● **WHAT THE EXERCISE ASKS**:
The expected output is the full set of entries, retyped verbatim, pictures excluded.

___ TASK MATERIAL ___

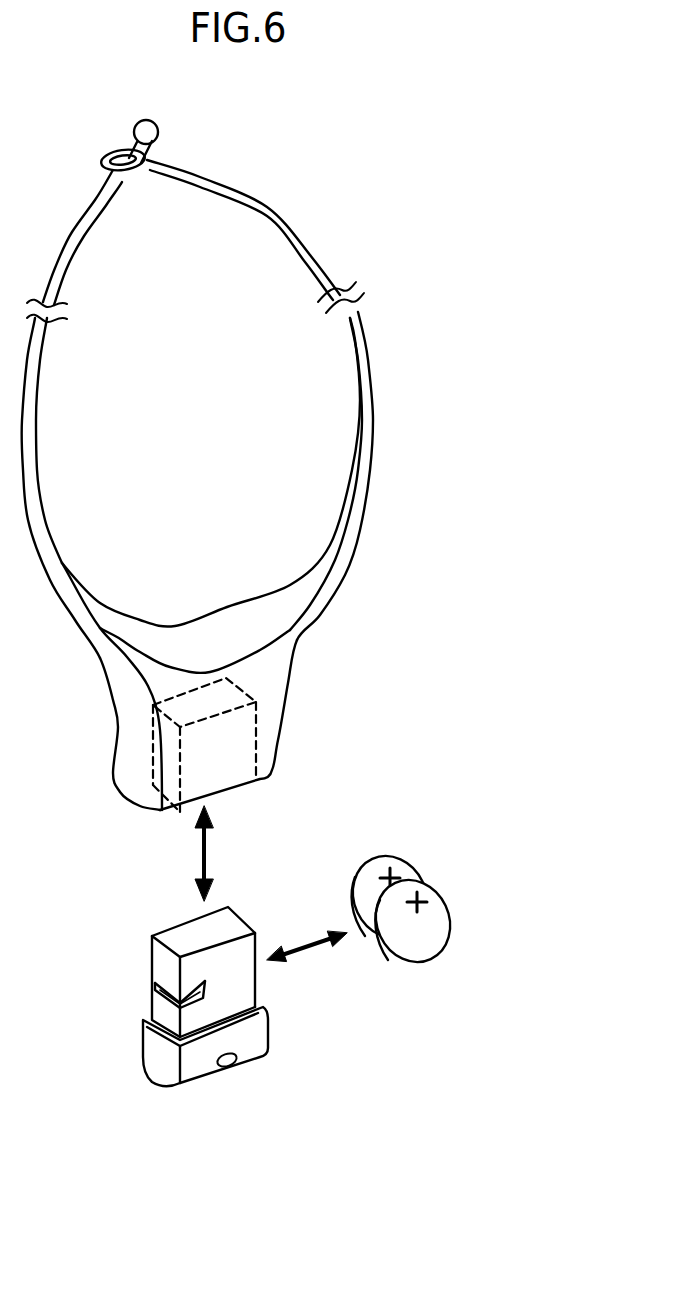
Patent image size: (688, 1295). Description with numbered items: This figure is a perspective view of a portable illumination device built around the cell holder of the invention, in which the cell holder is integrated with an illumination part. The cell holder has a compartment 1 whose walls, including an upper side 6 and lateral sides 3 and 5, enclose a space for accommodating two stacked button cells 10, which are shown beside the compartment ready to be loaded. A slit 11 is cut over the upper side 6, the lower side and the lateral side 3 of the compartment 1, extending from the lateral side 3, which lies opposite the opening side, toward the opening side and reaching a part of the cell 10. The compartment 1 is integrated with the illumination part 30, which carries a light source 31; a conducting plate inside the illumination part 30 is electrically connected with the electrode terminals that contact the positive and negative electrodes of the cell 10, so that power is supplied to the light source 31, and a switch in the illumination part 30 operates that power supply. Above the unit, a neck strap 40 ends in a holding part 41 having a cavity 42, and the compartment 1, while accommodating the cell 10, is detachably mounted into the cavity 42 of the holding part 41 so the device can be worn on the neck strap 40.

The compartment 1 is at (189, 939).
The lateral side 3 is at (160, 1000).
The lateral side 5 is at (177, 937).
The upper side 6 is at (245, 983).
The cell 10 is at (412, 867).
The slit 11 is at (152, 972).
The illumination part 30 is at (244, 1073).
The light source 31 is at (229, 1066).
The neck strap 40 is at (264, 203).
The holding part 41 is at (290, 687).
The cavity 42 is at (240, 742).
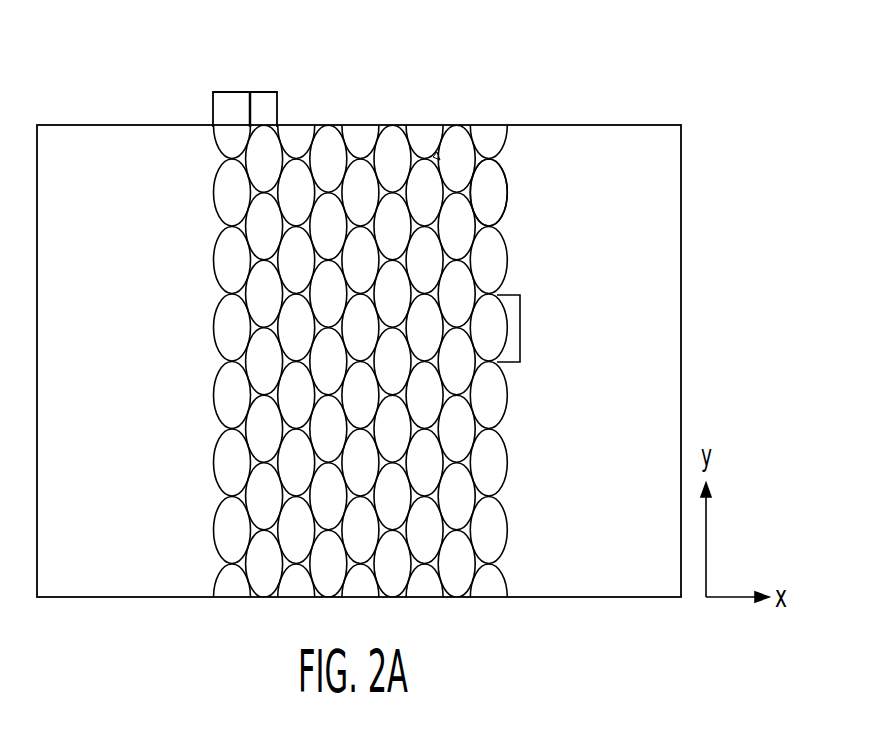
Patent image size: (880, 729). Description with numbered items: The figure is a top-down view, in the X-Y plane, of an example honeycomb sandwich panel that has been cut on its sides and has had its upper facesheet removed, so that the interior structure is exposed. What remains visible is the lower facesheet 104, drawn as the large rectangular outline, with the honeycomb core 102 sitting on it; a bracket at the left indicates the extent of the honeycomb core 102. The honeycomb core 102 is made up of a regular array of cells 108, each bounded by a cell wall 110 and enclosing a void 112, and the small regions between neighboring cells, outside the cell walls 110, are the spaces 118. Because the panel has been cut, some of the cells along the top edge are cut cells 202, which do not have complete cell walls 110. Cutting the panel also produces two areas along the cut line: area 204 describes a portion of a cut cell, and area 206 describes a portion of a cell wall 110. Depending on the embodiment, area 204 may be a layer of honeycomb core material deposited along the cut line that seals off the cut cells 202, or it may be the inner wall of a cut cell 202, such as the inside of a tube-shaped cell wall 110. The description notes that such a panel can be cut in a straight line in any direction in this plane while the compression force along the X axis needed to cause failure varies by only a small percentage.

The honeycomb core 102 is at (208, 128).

___

● **SOLUTION BELOW**:
Patent image size: (688, 1295). Description with numbered items: This figure is a perspective view of a portable illumination device built around the cell holder of the invention, in which the cell holder is integrated with an illumination part. The cell holder has a compartment 1 whose walls, including an upper side 6 and lateral sides 3 and 5, enclose a space for accommodating two stacked button cells 10, which are shown beside the compartment ready to be loaded. A slit 11 is cut over the upper side 6, the lower side and the lateral side 3 of the compartment 1, extending from the lateral side 3, which lies opposite the opening side, toward the opening side and reaching a part of the cell 10. The compartment 1 is integrated with the illumination part 30, which carries a light source 31; a conducting plate inside the illumination part 30 is electrically connected with the electrode terminals that contact the positive and negative electrodes of the cell 10, so that power is supplied to the light source 31, and a switch in the illumination part 30 operates that power supply. Above the unit, a neck strap 40 ends in a holding part 41 having a cavity 42, and the compartment 1, while accommodating the cell 10, is detachably mounted into the cavity 42 of the holding part 41 so the device can be worn on the neck strap 40.

The compartment 1 is at (189, 939).
The lateral side 3 is at (160, 1000).
The lateral side 5 is at (177, 937).
The upper side 6 is at (245, 983).
The cell 10 is at (412, 867).
The slit 11 is at (152, 972).
The illumination part 30 is at (244, 1073).
The light source 31 is at (229, 1066).
The neck strap 40 is at (264, 203).
The holding part 41 is at (290, 687).
The cavity 42 is at (240, 742).
Patent image size: (880, 729). Description with numbered items: The figure is a top-down view, in the X-Y plane, of an example honeycomb sandwich panel that has been cut on its sides and has had its upper facesheet removed, so that the interior structure is exposed. What remains visible is the lower facesheet 104, drawn as the large rectangular outline, with the honeycomb core 102 sitting on it; a bracket at the left indicates the extent of the honeycomb core 102. The honeycomb core 102 is made up of a regular array of cells 108, each bounded by a cell wall 110 and enclosing a void 112, and the small regions between neighboring cells, outside the cell walls 110, are the spaces 118. Because the panel has been cut, some of the cells along the top edge are cut cells 202, which do not have complete cell walls 110. Cutting the panel also produces two areas along the cut line: area 204 describes a portion of a cut cell, and area 206 describes a portion of a cell wall 110. Depending on the embodiment, area 204 may be a layer of honeycomb core material deposited along the cut line that seals off the cut cells 202, or it may be the inner wall of a cut cell 202, such as the inside of a tube-shaped cell wall 110. The description notes that such a panel can be cut in a straight line in any direction in this plane while the compression force along the X axis needed to cause failure varies by only a small percentage.

The honeycomb core 102 is at (208, 128).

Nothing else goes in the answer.